**Short task**:
Each line of the material below that holds the word "true" needs to be copied.

(Collected data entries)
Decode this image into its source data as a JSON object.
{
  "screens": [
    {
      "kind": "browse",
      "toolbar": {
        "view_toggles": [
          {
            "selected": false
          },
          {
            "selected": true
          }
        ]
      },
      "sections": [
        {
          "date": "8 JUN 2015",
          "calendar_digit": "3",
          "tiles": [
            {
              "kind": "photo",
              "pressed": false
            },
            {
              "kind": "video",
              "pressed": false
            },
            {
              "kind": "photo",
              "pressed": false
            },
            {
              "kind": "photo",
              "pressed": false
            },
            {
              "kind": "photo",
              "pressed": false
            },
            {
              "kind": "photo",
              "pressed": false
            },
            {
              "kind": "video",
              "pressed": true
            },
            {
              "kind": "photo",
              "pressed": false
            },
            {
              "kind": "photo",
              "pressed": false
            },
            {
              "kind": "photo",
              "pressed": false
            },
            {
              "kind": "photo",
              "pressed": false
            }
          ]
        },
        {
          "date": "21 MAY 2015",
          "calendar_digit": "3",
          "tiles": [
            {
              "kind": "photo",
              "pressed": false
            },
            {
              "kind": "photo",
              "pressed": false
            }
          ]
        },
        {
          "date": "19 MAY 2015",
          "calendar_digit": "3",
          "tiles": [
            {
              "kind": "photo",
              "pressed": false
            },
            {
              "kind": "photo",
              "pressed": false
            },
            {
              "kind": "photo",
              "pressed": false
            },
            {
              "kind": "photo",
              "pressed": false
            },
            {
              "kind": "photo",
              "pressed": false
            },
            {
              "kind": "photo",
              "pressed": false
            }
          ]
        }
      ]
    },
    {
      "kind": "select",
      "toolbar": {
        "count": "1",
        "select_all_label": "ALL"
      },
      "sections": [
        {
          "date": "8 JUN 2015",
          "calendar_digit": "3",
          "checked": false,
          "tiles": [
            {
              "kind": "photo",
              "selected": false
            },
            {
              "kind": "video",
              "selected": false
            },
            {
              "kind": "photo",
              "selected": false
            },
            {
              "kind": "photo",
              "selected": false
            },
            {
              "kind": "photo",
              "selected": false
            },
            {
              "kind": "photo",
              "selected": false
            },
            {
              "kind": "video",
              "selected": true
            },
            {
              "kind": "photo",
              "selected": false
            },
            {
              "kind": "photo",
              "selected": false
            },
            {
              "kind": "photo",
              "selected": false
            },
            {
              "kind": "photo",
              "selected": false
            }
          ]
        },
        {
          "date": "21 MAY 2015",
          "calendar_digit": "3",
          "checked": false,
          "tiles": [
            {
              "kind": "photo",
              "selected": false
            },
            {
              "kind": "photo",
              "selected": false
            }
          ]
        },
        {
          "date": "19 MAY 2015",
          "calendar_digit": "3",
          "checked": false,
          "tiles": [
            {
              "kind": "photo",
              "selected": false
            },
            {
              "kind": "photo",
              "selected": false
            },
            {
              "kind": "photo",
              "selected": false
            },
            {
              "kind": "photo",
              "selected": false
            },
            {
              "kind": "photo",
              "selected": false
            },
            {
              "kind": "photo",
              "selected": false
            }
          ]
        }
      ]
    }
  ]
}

**The result**:
            "selected": true
              "pressed": true
              "selected": true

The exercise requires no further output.